- The exercise -
Transcribe every entry below word for word, but skip the pictures.

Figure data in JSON
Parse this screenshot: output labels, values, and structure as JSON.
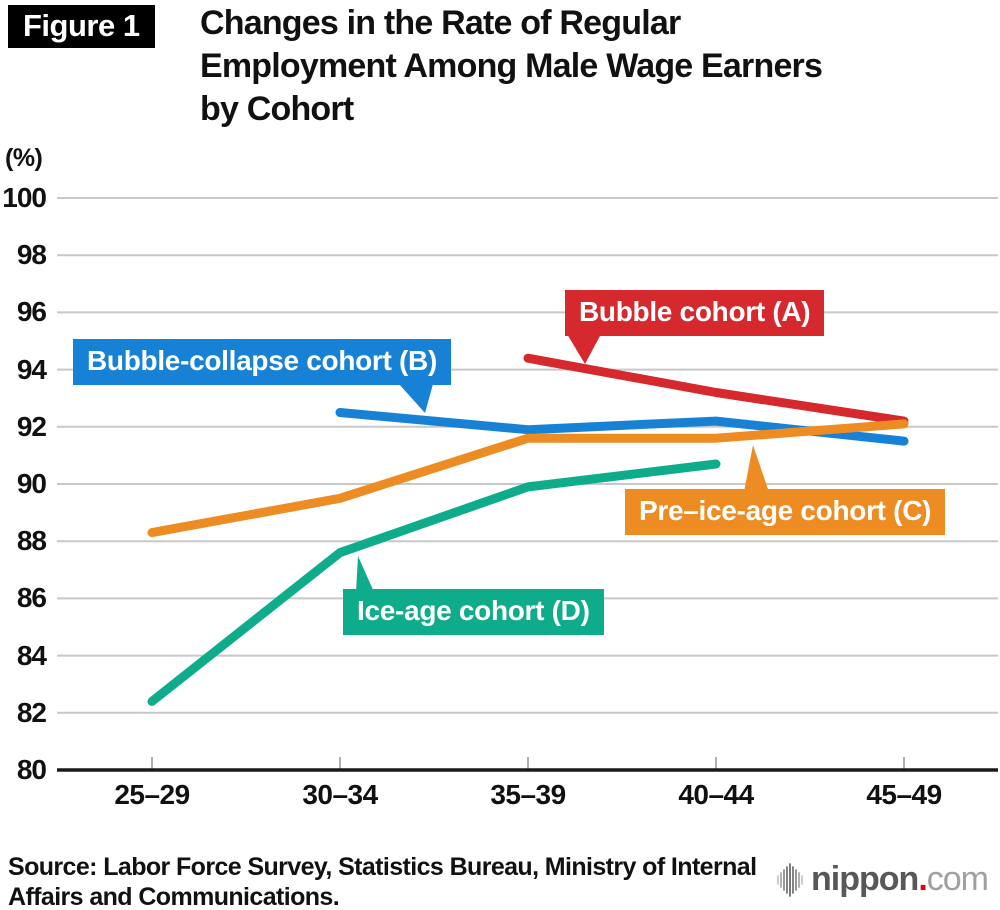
{
  "header": {
    "figure_label": "Figure 1",
    "title_lines": [
      "Changes in the Rate of Regular",
      "Employment Among Male Wage Earners",
      "by Cohort"
    ]
  },
  "chart_data": {
    "type": "line",
    "title": "Changes in the Rate of Regular Employment Among Male Wage Earners by Cohort",
    "unit_label": "(%)",
    "categories": [
      "25–29",
      "30–34",
      "35–39",
      "40–44",
      "45–49"
    ],
    "xlabel": "",
    "ylabel": "(%)",
    "ylim": [
      80,
      100
    ],
    "y_axis": {
      "min": 80,
      "max": 100,
      "step": 2,
      "tick_labels": [
        "80",
        "82",
        "84",
        "86",
        "88",
        "90",
        "92",
        "94",
        "96",
        "98",
        "100"
      ]
    },
    "grid": true,
    "legend_position": "inline-callouts",
    "series": [
      {
        "name": "Bubble cohort (A)",
        "color": "#d5292d",
        "values": [
          null,
          null,
          94.4,
          93.2,
          92.2
        ]
      },
      {
        "name": "Bubble-collapse cohort (B)",
        "color": "#1782d5",
        "values": [
          null,
          92.5,
          91.9,
          92.2,
          91.5
        ]
      },
      {
        "name": "Pre–ice-age cohort (C)",
        "color": "#ee8c24",
        "values": [
          88.3,
          89.5,
          91.6,
          91.6,
          92.1
        ]
      },
      {
        "name": "Ice-age cohort (D)",
        "color": "#0fac8b",
        "values": [
          82.4,
          87.6,
          89.9,
          90.7,
          null
        ]
      }
    ],
    "axis_colors": {
      "gridline": "#c8c8c8",
      "baseline": "#1a1a1a",
      "tick": "#b0b0b0"
    }
  },
  "footer": {
    "source_lines": [
      "Source: Labor Force Survey, Statistics Bureau, Ministry of Internal",
      "Affairs and Communications."
    ],
    "logo": {
      "name": "nippon",
      "dot": ".",
      "tld": "com"
    }
  }
}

- Completed exercise -
Parse this screenshot: output labels, values, and structure as JSON.
{
  "header": {
    "figure_label": "Figure 1",
    "title_lines": [
      "Changes in the Rate of Regular",
      "Employment Among Male Wage Earners",
      "by Cohort"
    ]
  },
  "chart_data": {
    "type": "line",
    "title": "Changes in the Rate of Regular Employment Among Male Wage Earners by Cohort",
    "unit_label": "(%)",
    "categories": [
      "25–29",
      "30–34",
      "35–39",
      "40–44",
      "45–49"
    ],
    "xlabel": "",
    "ylabel": "(%)",
    "ylim": [
      80,
      100
    ],
    "y_axis": {
      "min": 80,
      "max": 100,
      "step": 2,
      "tick_labels": [
        "80",
        "82",
        "84",
        "86",
        "88",
        "90",
        "92",
        "94",
        "96",
        "98",
        "100"
      ]
    },
    "grid": true,
    "legend_position": "inline-callouts",
    "series": [
      {
        "name": "Bubble cohort (A)",
        "color": "#d5292d",
        "values": [
          null,
          null,
          94.4,
          93.2,
          92.2
        ]
      },
      {
        "name": "Bubble-collapse cohort (B)",
        "color": "#1782d5",
        "values": [
          null,
          92.5,
          91.9,
          92.2,
          91.5
        ]
      },
      {
        "name": "Pre–ice-age cohort (C)",
        "color": "#ee8c24",
        "values": [
          88.3,
          89.5,
          91.6,
          91.6,
          92.1
        ]
      },
      {
        "name": "Ice-age cohort (D)",
        "color": "#0fac8b",
        "values": [
          82.4,
          87.6,
          89.9,
          90.7,
          null
        ]
      }
    ],
    "axis_colors": {
      "gridline": "#c8c8c8",
      "baseline": "#1a1a1a",
      "tick": "#b0b0b0"
    }
  },
  "footer": {
    "source_lines": [
      "Source: Labor Force Survey, Statistics Bureau, Ministry of Internal",
      "Affairs and Communications."
    ],
    "logo": {
      "name": "nippon",
      "dot": ".",
      "tld": "com"
    }
  }
}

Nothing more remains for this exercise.